** Begin Entries **
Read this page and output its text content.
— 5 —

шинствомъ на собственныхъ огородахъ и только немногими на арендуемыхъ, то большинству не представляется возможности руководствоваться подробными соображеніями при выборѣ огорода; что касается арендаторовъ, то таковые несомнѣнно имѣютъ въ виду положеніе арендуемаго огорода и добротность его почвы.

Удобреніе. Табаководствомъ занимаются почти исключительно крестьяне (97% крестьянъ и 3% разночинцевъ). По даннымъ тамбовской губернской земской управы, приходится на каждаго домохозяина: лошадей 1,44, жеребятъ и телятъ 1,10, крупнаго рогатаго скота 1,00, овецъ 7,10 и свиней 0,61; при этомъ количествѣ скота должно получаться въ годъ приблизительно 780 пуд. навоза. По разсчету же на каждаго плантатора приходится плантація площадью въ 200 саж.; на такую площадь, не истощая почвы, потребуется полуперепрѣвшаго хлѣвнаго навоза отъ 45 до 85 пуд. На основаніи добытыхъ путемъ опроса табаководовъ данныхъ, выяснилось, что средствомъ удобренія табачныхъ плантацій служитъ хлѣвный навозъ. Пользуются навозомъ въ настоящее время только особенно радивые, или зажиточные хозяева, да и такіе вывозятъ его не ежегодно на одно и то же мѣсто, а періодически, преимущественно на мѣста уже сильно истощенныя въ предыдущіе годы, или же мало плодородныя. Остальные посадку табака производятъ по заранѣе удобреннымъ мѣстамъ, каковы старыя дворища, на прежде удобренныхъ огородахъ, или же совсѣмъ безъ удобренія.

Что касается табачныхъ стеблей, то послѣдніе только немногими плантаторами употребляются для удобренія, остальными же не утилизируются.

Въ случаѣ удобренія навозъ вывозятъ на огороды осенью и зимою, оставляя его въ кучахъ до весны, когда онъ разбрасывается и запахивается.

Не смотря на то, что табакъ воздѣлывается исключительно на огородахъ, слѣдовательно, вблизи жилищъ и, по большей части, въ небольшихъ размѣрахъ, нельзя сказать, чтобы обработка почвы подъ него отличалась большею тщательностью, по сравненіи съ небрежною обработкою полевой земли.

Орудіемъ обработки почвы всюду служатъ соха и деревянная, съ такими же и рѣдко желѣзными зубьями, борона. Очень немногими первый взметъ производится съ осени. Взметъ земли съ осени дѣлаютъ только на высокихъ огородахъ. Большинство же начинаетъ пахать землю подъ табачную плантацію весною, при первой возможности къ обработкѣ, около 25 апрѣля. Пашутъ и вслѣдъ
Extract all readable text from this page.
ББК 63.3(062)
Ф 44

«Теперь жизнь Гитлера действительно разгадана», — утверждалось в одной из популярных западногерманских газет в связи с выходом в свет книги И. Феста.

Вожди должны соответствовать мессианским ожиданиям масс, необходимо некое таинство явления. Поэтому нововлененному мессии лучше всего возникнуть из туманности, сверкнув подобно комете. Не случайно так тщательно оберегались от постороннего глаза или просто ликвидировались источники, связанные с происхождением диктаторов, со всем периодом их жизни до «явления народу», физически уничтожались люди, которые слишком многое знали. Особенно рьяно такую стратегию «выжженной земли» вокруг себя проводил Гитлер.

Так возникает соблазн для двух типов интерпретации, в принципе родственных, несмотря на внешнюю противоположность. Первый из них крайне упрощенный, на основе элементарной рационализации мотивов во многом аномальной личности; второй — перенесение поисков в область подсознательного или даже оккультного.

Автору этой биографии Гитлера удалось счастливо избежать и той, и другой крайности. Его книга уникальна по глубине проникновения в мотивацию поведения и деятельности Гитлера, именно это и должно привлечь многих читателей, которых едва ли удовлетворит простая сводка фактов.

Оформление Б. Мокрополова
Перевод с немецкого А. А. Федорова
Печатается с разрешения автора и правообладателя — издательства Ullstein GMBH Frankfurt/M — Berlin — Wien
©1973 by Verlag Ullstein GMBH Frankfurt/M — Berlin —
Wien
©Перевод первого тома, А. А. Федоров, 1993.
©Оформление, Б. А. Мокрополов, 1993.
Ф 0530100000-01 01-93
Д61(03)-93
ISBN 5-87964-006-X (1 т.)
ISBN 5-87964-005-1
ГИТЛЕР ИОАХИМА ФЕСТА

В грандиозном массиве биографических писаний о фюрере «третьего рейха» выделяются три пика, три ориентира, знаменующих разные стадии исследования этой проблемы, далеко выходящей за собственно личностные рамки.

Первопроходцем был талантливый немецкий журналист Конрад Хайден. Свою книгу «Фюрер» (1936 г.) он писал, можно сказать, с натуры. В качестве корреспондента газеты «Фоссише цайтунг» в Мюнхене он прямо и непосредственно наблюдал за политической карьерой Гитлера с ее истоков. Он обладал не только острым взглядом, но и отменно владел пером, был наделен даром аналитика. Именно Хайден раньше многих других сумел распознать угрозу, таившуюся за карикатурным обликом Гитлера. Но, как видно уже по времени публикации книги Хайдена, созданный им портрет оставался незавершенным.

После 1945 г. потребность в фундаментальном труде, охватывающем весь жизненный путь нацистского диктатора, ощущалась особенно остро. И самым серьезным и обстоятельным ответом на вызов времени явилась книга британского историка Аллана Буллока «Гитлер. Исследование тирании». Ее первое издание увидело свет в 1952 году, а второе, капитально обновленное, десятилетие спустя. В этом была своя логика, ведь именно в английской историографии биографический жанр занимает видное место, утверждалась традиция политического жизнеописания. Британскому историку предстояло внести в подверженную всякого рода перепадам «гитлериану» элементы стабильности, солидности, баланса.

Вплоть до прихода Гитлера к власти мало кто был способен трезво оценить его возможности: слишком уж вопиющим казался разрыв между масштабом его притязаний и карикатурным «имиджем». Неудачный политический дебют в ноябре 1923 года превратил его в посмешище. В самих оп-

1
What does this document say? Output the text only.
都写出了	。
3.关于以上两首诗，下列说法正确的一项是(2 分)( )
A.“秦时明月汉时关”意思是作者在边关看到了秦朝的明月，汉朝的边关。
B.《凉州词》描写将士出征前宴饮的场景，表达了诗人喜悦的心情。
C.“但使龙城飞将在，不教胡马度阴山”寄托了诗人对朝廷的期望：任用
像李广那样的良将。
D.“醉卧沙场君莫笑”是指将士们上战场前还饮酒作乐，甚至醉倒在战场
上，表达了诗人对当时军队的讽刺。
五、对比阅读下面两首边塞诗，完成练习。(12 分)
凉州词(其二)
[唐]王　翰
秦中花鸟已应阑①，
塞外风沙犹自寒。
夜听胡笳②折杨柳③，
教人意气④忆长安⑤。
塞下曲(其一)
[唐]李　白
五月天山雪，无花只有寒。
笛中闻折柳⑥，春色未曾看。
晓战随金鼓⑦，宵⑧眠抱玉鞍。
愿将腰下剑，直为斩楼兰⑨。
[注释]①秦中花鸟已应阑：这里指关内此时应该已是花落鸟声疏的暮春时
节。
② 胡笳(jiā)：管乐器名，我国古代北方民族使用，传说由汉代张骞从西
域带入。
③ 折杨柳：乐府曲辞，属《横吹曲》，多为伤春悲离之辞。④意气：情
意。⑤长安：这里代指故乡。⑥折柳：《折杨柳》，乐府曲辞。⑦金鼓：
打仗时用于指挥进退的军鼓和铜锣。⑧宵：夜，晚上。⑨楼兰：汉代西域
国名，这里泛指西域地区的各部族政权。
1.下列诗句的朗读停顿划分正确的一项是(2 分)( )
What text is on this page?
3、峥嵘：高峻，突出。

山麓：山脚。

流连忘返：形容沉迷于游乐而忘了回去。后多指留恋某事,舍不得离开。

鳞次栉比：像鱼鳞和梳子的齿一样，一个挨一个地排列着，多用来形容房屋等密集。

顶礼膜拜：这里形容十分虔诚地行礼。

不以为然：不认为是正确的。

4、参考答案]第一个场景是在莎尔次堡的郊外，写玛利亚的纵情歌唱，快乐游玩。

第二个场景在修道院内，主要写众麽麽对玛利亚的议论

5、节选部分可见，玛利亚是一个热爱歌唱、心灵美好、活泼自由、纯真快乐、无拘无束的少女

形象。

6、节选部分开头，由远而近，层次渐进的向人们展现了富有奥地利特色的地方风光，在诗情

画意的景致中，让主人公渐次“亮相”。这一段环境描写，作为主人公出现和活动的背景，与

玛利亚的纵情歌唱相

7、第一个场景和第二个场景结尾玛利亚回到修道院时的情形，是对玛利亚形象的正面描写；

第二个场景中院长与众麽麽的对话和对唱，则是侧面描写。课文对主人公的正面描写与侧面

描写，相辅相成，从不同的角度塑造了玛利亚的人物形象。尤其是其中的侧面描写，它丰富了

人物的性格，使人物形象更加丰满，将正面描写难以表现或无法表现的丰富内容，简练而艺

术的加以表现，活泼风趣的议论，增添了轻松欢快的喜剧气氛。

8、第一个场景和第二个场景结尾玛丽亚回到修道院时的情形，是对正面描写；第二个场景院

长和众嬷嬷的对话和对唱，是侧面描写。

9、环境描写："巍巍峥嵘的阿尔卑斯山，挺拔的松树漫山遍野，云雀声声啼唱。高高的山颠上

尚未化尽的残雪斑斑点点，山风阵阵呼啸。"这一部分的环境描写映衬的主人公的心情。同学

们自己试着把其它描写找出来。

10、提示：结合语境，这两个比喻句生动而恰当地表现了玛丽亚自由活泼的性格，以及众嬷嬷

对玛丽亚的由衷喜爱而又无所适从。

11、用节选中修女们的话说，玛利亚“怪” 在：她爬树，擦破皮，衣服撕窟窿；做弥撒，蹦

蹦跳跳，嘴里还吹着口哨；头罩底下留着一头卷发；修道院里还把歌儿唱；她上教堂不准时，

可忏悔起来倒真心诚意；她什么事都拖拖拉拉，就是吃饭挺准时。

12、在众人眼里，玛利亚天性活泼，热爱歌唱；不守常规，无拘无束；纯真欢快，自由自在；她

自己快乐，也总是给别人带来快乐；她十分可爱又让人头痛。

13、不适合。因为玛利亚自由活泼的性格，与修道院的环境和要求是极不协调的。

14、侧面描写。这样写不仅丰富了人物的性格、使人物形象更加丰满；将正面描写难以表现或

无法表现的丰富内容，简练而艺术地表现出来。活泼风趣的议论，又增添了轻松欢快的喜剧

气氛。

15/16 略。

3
** End Entries **
Written instruction
Work through the listing above and report how many lines include the string "ISBN", with no other text.

Exercise answer
2